Task to complete:
Skip the pictures. Reproduce all other material exactly.

Source material:
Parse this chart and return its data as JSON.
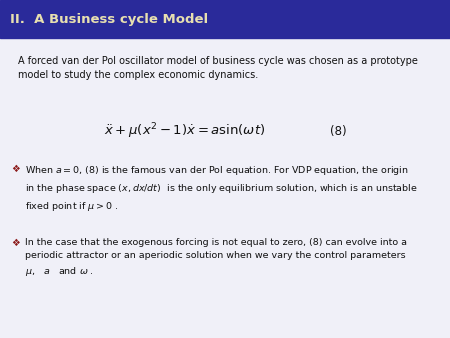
{
  "title": "II.  A Business cycle Model",
  "title_bg_color": "#2a2a9a",
  "title_text_color": "#e8e0b0",
  "slide_bg_color": "#f0f0f8",
  "body_text_color": "#111111",
  "bullet_color": "#8b1a1a",
  "intro_text": "A forced van der Pol oscillator model of business cycle was chosen as a prototype\nmodel to study the complex economic dynamics.",
  "equation": "$\\ddot{x} + \\mu(x^2 - 1)\\dot{x} = a\\sin(\\omega t)$",
  "eq_number": "(8)",
  "bullet1_line1": "When $a=0$, (8) is the famous van der Pol equation. For VDP equation, the origin",
  "bullet1_line2": "in the phase space $(x, dx/dt)$  is the only equilibrium solution, which is an unstable",
  "bullet1_line3": "fixed point if $\\mu > 0$ .",
  "bullet2_line1": "In the case that the exogenous forcing is not equal to zero, (8) can evolve into a",
  "bullet2_line2": "periodic attractor or an aperiodic solution when we vary the control parameters",
  "bullet2_line3": "$\\mu$,   $a$   and $\\omega$ ."
}
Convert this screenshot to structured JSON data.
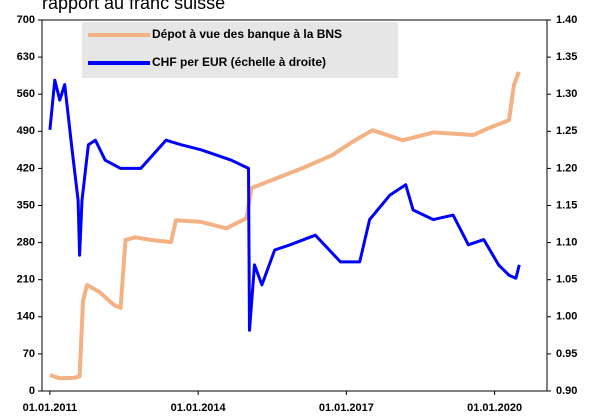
{
  "chart_data": {
    "type": "line",
    "title": "rapport au franc suisse",
    "xlim": [
      2010.84,
      2021.06
    ],
    "xticks": [
      {
        "value": 2011,
        "label": "01.01.2011"
      },
      {
        "value": 2014,
        "label": "01.01.2014"
      },
      {
        "value": 2017,
        "label": "01.01.2017"
      },
      {
        "value": 2020,
        "label": "01.01.2020"
      }
    ],
    "ylim": [
      0,
      700
    ],
    "yticks": [
      0,
      70,
      140,
      210,
      280,
      350,
      420,
      490,
      560,
      630,
      700
    ],
    "y2lim": [
      0.9,
      1.4
    ],
    "y2ticks": [
      {
        "value": 0.9,
        "label": "0.90"
      },
      {
        "value": 0.95,
        "label": "0.95"
      },
      {
        "value": 1.0,
        "label": "1.00"
      },
      {
        "value": 1.05,
        "label": "1.05"
      },
      {
        "value": 1.1,
        "label": "1.10"
      },
      {
        "value": 1.15,
        "label": "1.15"
      },
      {
        "value": 1.2,
        "label": "1.20"
      },
      {
        "value": 1.25,
        "label": "1.25"
      },
      {
        "value": 1.3,
        "label": "1.30"
      },
      {
        "value": 1.35,
        "label": "1.35"
      },
      {
        "value": 1.4,
        "label": "1.40"
      }
    ],
    "series": [
      {
        "name": "Dépot à vue des banque à la BNS",
        "color": "#f4b183",
        "x": [
          2011.0,
          2011.2,
          2011.5,
          2011.6,
          2011.67,
          2011.75,
          2012.0,
          2012.3,
          2012.43,
          2012.53,
          2012.73,
          2013.04,
          2013.45,
          2013.55,
          2014.06,
          2014.57,
          2014.98,
          2015.08,
          2015.49,
          2016.1,
          2016.71,
          2017.12,
          2017.53,
          2018.14,
          2018.76,
          2019.57,
          2019.88,
          2020.18,
          2020.29,
          2020.39,
          2020.49
        ],
        "values": [
          30,
          24,
          25,
          28,
          170,
          200,
          187,
          162,
          157,
          285,
          290,
          285,
          281,
          322,
          319,
          307,
          326,
          383,
          398,
          420,
          445,
          470,
          492,
          473,
          488,
          483,
          496,
          507,
          511,
          577,
          602
        ]
      },
      {
        "name": "CHF per EUR (échelle à droite)",
        "color": "#0000ff",
        "axis": "y2",
        "x": [
          2011.0,
          2011.1,
          2011.2,
          2011.3,
          2011.45,
          2011.57,
          2011.6,
          2011.65,
          2011.78,
          2011.92,
          2012.12,
          2012.43,
          2012.84,
          2013.35,
          2013.65,
          2014.06,
          2014.67,
          2015.02,
          2015.04,
          2015.14,
          2015.29,
          2015.55,
          2015.86,
          2016.37,
          2016.88,
          2017.27,
          2017.47,
          2017.88,
          2018.2,
          2018.35,
          2018.76,
          2019.16,
          2019.47,
          2019.78,
          2020.08,
          2020.29,
          2020.43,
          2020.5
        ],
        "values": [
          1.252,
          1.319,
          1.292,
          1.313,
          1.225,
          1.157,
          1.083,
          1.157,
          1.232,
          1.238,
          1.211,
          1.2,
          1.2,
          1.238,
          1.232,
          1.225,
          1.211,
          1.2,
          0.982,
          1.07,
          1.043,
          1.09,
          1.097,
          1.11,
          1.074,
          1.074,
          1.131,
          1.164,
          1.178,
          1.144,
          1.131,
          1.137,
          1.097,
          1.104,
          1.07,
          1.056,
          1.052,
          1.07
        ]
      }
    ]
  }
}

Answer to the exercise:
Parse this chart and return its data as JSON.
{
  "title": "II.  A Business cycle Model",
  "title_bg_color": "#2a2a9a",
  "title_text_color": "#e8e0b0",
  "slide_bg_color": "#f0f0f8",
  "body_text_color": "#111111",
  "bullet_color": "#8b1a1a",
  "intro_text": "A forced van der Pol oscillator model of business cycle was chosen as a prototype\nmodel to study the complex economic dynamics.",
  "equation": "$\\ddot{x} + \\mu(x^2 - 1)\\dot{x} = a\\sin(\\omega t)$",
  "eq_number": "(8)",
  "bullet1_line1": "When $a=0$, (8) is the famous van der Pol equation. For VDP equation, the origin",
  "bullet1_line2": "in the phase space $(x, dx/dt)$  is the only equilibrium solution, which is an unstable",
  "bullet1_line3": "fixed point if $\\mu > 0$ .",
  "bullet2_line1": "In the case that the exogenous forcing is not equal to zero, (8) can evolve into a",
  "bullet2_line2": "periodic attractor or an aperiodic solution when we vary the control parameters",
  "bullet2_line3": "$\\mu$,   $a$   and $\\omega$ ."
}
Convert this screenshot to structured JSON data.
{
  "chart_data": {
    "type": "line",
    "title": "rapport au franc suisse",
    "xlim": [
      2010.84,
      2021.06
    ],
    "xticks": [
      {
        "value": 2011,
        "label": "01.01.2011"
      },
      {
        "value": 2014,
        "label": "01.01.2014"
      },
      {
        "value": 2017,
        "label": "01.01.2017"
      },
      {
        "value": 2020,
        "label": "01.01.2020"
      }
    ],
    "ylim": [
      0,
      700
    ],
    "yticks": [
      0,
      70,
      140,
      210,
      280,
      350,
      420,
      490,
      560,
      630,
      700
    ],
    "y2lim": [
      0.9,
      1.4
    ],
    "y2ticks": [
      {
        "value": 0.9,
        "label": "0.90"
      },
      {
        "value": 0.95,
        "label": "0.95"
      },
      {
        "value": 1.0,
        "label": "1.00"
      },
      {
        "value": 1.05,
        "label": "1.05"
      },
      {
        "value": 1.1,
        "label": "1.10"
      },
      {
        "value": 1.15,
        "label": "1.15"
      },
      {
        "value": 1.2,
        "label": "1.20"
      },
      {
        "value": 1.25,
        "label": "1.25"
      },
      {
        "value": 1.3,
        "label": "1.30"
      },
      {
        "value": 1.35,
        "label": "1.35"
      },
      {
        "value": 1.4,
        "label": "1.40"
      }
    ],
    "series": [
      {
        "name": "Dépot à vue des banque à la BNS",
        "color": "#f4b183",
        "x": [
          2011.0,
          2011.2,
          2011.5,
          2011.6,
          2011.67,
          2011.75,
          2012.0,
          2012.3,
          2012.43,
          2012.53,
          2012.73,
          2013.04,
          2013.45,
          2013.55,
          2014.06,
          2014.57,
          2014.98,
          2015.08,
          2015.49,
          2016.1,
          2016.71,
          2017.12,
          2017.53,
          2018.14,
          2018.76,
          2019.57,
          2019.88,
          2020.18,
          2020.29,
          2020.39,
          2020.49
        ],
        "values": [
          30,
          24,
          25,
          28,
          170,
          200,
          187,
          162,
          157,
          285,
          290,
          285,
          281,
          322,
          319,
          307,
          326,
          383,
          398,
          420,
          445,
          470,
          492,
          473,
          488,
          483,
          496,
          507,
          511,
          577,
          602
        ]
      },
      {
        "name": "CHF per EUR (échelle à droite)",
        "color": "#0000ff",
        "axis": "y2",
        "x": [
          2011.0,
          2011.1,
          2011.2,
          2011.3,
          2011.45,
          2011.57,
          2011.6,
          2011.65,
          2011.78,
          2011.92,
          2012.12,
          2012.43,
          2012.84,
          2013.35,
          2013.65,
          2014.06,
          2014.67,
          2015.02,
          2015.04,
          2015.14,
          2015.29,
          2015.55,
          2015.86,
          2016.37,
          2016.88,
          2017.27,
          2017.47,
          2017.88,
          2018.2,
          2018.35,
          2018.76,
          2019.16,
          2019.47,
          2019.78,
          2020.08,
          2020.29,
          2020.43,
          2020.5
        ],
        "values": [
          1.252,
          1.319,
          1.292,
          1.313,
          1.225,
          1.157,
          1.083,
          1.157,
          1.232,
          1.238,
          1.211,
          1.2,
          1.2,
          1.238,
          1.232,
          1.225,
          1.211,
          1.2,
          0.982,
          1.07,
          1.043,
          1.09,
          1.097,
          1.11,
          1.074,
          1.074,
          1.131,
          1.164,
          1.178,
          1.144,
          1.131,
          1.137,
          1.097,
          1.104,
          1.07,
          1.056,
          1.052,
          1.07
        ]
      }
    ]
  }
}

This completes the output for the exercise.